BRIEF 1:
Decide whether each statement below agrees with the passage on GRAS status, answering yes or no and quoting the deciding words from the passage.
(a) Bergstrom's GRAS process came in under its initial cost estimates.
(b) According to Wendi Reymore, GRAS requires an expert panel to review safety data.
(c) Bergstrom started considering GRAS status in 2005.
BRIEF 2:
Answer these questions from the passage on GRAS status.
(a) What is Rodney Benjamin's title?
(b) How long did Bergstrom's entire GRAS process take?
(c) What did Bergstrom receive from the FDA after submitting the dossier and expert panel opinion?

A point concurred by NutraGenesis’s McNeary: “I think it remains to be seen as to what will ultimately come out of the NDI Draft Guidance, but in the short term I believe that many companies may pursue GRAS status if they are at all unsure as to their ODI/NDI situation.My understanding of the current law is that GRAS status does indeed negate the need for an NDI.”

“The FDA’s recent guidance on NDIs allows companies to use an ingredient in their supplement without filing for NDI if that ingredient has GRAS status,” said Wendi Reymore, director of quality and regulatory affairs with Bergstrom Nutrition (Vancouver, WA), producer of OptiMSM®. “GRAS requires that pivotal information be published and in the public domain, whereas information to support the safety of an NDI need not be published. GRAS also requires an expert panel to review safety data, whereas the proof for NDI safety only need be provided by the company filing for the NDI.”

In closing, AIBMR’s Endres has been working closely with the FDA and had this to offer: “It is difficult to anticipate what the FDA may be thinking. I have been asked a few times in meetings with the FDA in person regarding GRAS notices how I felt the voluntary program is working. My opinion is that it is working well.”


Bergstrom Nutrition (Vancouver, WA), producer of OptiMSM®, started considering GRAS status in 2003. According to Rodney Benjamin, director of technical development, “We saw GRAS status as a natural progression for MSM. GRAS requires a higher level of toxicology and safety data on an ingredient than what is required for the dietary supplement market. We felt that GRAS would accomplish two goals, a stronger safety profile for our ingredient and allow entry into the additional market of functional food and beverage.”

Bergstrom’s final decision to proceed was in late 2004, early 2005, after an acute and sub-chronic toxicity study had been completed and an additional data gap analysis had been performed on OptiMSM.“This identified the additional studies that would be needed and gave us a rough idea of costs,” said Benjamin. “I say rough because we actually exceeded initial Estimates by about 50 percent. The entire process cost several hundred thousand dollars and took about three years.” 

In addition, Bergstrom made the choice to submit the dossier and expert panel opinion to FDA-CFSAN and received the FDA’s no-objection letter.

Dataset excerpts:
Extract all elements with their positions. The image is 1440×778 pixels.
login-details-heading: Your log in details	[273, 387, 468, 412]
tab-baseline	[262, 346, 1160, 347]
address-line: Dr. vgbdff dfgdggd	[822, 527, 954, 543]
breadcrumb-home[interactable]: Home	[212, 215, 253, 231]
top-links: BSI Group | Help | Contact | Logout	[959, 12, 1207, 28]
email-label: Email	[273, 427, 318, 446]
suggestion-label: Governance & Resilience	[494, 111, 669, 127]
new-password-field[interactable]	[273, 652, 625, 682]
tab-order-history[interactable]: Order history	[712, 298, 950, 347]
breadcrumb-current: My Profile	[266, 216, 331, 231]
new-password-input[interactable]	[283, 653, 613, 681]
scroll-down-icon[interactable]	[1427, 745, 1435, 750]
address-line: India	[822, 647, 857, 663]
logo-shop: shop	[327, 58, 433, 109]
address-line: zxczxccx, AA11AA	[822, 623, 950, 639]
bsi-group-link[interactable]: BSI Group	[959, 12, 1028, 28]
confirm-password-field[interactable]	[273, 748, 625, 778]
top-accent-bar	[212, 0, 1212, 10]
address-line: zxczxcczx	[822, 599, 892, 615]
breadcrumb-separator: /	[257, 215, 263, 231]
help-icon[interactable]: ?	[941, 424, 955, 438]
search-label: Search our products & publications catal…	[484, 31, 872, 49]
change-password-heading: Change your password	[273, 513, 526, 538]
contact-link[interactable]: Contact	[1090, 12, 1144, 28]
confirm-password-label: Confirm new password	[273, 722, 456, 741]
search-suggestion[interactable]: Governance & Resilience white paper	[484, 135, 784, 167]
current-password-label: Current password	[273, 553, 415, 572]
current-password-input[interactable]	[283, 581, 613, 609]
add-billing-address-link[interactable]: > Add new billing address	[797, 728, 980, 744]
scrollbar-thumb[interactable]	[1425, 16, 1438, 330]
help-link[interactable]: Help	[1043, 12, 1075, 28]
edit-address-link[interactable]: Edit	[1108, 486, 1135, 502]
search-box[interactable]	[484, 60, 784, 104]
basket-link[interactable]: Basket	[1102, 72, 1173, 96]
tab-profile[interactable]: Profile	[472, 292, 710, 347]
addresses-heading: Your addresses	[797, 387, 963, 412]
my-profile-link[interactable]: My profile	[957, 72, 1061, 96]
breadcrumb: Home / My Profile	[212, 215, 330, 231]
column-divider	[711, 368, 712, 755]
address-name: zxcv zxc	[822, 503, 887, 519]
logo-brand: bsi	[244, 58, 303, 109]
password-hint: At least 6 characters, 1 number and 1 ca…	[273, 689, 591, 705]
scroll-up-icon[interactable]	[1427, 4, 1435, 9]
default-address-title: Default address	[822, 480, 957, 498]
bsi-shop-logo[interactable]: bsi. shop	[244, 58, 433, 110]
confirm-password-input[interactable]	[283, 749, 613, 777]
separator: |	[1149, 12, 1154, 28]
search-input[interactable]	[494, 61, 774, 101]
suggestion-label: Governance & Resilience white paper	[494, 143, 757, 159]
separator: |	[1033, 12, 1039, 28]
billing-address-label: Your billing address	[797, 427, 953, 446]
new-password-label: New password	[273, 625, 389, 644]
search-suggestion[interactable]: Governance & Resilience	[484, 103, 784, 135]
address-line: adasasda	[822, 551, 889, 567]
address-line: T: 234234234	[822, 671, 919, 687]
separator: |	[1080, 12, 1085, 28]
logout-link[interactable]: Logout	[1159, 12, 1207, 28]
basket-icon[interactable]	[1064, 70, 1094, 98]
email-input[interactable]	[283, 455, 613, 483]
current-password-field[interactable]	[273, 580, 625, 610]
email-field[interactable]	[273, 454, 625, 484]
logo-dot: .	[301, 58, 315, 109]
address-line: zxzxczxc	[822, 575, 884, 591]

OUTPUT 1:
(a) No: "we actually exceeded initial Estimates by about 50 percent."
(b) Yes: "GRAS also requires an expert panel to review safety data"
(c) No: "started considering GRAS status in 2003."

OUTPUT 2:
(a) Director of technical development
(b) About three years
(c) The FDA's no-objection letter